━━ PROVIDED DATA ━━

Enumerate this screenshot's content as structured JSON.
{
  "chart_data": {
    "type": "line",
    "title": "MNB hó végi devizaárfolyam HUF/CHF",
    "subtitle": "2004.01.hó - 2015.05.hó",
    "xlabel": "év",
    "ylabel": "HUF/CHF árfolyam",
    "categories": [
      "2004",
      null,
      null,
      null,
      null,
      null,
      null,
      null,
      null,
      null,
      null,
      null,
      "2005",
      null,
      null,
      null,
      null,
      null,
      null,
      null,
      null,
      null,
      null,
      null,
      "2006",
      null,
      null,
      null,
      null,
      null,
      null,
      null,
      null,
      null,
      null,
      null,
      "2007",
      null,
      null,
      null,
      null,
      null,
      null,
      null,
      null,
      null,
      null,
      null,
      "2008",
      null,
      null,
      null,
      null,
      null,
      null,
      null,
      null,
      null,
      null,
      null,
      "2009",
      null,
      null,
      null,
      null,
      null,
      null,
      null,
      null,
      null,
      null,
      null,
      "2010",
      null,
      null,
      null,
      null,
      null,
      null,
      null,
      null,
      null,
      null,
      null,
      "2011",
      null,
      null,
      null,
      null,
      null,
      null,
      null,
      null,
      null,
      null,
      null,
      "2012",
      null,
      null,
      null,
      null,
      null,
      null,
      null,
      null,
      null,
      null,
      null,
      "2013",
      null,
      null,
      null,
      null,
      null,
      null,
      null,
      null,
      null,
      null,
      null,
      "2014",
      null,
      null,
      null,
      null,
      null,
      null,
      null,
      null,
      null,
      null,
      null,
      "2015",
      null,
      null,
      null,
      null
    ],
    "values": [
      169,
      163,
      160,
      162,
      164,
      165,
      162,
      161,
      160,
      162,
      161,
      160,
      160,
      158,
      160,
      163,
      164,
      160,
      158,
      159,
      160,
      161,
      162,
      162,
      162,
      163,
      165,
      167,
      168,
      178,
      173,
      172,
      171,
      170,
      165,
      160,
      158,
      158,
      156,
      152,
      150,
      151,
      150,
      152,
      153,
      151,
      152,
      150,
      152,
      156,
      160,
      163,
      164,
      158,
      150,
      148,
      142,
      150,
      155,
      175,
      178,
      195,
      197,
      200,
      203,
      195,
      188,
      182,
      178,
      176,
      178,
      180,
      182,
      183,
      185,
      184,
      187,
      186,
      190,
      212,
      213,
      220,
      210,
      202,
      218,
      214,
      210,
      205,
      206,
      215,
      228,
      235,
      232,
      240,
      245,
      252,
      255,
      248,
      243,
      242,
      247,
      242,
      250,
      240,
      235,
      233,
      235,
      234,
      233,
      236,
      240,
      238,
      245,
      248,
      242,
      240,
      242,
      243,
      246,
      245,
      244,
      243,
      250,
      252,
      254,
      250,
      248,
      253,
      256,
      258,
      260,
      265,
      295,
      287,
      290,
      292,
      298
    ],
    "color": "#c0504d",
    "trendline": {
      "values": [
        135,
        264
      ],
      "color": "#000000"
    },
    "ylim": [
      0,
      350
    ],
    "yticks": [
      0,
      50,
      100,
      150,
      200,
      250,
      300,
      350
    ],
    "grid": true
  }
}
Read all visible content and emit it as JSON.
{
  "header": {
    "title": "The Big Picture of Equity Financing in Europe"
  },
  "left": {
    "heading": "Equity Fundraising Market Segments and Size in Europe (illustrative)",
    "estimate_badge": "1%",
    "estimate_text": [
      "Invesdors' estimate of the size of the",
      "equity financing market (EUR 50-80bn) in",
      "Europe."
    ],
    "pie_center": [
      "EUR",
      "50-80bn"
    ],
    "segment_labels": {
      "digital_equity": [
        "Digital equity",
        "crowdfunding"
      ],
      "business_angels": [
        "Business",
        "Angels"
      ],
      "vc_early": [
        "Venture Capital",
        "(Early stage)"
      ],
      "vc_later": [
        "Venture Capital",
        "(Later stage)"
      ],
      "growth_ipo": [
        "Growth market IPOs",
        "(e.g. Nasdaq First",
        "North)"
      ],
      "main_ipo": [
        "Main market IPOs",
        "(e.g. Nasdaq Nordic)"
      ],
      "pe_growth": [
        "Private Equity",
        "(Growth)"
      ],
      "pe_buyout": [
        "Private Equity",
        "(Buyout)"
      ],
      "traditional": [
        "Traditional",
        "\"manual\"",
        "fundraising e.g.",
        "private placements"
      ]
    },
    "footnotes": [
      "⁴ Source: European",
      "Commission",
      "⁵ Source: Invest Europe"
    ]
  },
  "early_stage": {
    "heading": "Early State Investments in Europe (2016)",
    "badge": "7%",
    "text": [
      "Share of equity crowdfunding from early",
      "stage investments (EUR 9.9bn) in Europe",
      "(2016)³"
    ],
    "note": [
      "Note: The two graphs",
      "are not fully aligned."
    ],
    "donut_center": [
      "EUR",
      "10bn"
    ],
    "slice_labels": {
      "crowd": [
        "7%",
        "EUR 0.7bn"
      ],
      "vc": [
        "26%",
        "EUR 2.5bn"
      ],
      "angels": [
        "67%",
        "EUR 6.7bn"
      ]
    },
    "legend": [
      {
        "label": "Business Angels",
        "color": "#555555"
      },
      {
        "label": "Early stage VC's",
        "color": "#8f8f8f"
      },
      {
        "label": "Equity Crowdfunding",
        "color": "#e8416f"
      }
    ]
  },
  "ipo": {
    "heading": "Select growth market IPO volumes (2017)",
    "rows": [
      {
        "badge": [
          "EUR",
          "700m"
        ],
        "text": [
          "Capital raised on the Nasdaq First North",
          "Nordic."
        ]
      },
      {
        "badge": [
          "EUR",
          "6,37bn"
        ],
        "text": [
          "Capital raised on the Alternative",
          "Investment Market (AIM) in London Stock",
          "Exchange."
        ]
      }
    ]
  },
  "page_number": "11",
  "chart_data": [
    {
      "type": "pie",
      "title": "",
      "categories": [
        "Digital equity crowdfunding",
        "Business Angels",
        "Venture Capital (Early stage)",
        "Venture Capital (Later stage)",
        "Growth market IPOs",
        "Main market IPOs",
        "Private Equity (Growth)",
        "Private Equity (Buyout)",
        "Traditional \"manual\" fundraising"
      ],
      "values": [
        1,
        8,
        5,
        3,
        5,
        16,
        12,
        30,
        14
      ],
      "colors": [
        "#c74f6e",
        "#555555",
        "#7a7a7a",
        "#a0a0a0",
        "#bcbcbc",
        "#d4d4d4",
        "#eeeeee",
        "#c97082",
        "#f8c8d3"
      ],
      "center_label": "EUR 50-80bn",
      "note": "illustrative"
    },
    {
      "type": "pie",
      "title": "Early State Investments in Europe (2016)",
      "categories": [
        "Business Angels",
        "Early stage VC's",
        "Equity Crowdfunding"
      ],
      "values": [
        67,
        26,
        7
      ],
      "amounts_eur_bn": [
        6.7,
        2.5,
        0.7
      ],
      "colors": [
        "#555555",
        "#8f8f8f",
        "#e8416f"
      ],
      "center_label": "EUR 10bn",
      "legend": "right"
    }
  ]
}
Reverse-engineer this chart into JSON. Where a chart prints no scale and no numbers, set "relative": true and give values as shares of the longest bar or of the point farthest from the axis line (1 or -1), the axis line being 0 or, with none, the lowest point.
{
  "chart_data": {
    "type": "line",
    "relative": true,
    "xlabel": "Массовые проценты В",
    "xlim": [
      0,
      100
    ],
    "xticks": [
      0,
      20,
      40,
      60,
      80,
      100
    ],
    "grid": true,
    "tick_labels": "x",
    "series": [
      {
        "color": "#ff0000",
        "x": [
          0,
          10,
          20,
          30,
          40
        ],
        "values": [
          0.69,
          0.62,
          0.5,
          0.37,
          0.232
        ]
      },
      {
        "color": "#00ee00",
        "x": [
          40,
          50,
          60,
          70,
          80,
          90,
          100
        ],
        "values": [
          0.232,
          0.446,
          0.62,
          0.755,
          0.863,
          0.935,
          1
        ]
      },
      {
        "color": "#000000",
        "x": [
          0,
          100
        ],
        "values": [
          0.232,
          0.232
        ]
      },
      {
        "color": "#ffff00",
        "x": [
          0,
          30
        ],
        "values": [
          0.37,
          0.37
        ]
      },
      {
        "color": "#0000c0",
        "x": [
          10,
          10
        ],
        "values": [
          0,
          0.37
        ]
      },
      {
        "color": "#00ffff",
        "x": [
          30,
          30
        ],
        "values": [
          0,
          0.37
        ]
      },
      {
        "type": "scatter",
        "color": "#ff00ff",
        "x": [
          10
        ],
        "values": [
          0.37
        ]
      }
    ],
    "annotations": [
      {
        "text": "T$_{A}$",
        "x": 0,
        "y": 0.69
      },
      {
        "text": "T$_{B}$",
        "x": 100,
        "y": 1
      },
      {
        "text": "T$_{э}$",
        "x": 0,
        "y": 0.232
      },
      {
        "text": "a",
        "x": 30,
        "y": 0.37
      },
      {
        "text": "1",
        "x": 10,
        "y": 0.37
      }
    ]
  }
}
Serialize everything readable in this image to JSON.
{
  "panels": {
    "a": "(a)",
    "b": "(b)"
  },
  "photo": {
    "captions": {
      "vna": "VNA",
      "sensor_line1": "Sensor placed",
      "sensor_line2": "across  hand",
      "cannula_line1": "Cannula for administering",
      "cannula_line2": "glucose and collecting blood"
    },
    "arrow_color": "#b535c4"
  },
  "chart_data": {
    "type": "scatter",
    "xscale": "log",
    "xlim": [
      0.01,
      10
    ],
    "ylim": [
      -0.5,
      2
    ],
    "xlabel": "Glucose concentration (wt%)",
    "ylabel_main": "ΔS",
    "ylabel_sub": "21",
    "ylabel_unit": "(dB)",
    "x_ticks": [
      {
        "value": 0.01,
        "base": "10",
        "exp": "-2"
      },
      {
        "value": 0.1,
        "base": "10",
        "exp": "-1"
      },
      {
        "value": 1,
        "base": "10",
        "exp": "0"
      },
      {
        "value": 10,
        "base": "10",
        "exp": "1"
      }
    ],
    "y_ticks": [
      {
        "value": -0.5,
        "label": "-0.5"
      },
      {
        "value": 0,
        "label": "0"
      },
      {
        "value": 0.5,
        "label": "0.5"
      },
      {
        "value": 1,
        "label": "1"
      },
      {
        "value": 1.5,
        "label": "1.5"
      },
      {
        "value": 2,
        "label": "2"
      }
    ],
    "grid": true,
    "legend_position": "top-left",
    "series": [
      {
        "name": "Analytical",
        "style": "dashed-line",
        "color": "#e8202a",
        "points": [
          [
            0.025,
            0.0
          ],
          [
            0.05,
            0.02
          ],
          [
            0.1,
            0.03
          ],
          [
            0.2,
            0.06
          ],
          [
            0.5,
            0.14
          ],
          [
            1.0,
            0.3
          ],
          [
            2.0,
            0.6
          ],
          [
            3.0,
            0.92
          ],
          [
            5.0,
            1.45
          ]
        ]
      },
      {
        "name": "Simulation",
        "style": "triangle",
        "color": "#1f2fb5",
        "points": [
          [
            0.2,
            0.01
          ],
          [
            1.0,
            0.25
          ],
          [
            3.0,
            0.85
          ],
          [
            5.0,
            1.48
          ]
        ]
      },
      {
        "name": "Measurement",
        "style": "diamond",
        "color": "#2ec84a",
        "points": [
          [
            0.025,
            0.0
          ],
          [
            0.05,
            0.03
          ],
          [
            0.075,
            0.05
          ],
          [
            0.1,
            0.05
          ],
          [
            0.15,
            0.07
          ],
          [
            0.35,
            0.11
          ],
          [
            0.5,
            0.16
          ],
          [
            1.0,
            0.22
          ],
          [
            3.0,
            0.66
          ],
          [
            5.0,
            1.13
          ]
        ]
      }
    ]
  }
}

━━━

**TASK INSTRUCTIONS**. Pull every line containing "heading" from the data.

**RESULT FOR THIS TASK**.
    "heading": "Equity Fundraising Market Segments and Size in Europe (illustrative)",
    "heading": "Early State Investments in Europe (2016)",
    "heading": "Select growth market IPO volumes (2017)",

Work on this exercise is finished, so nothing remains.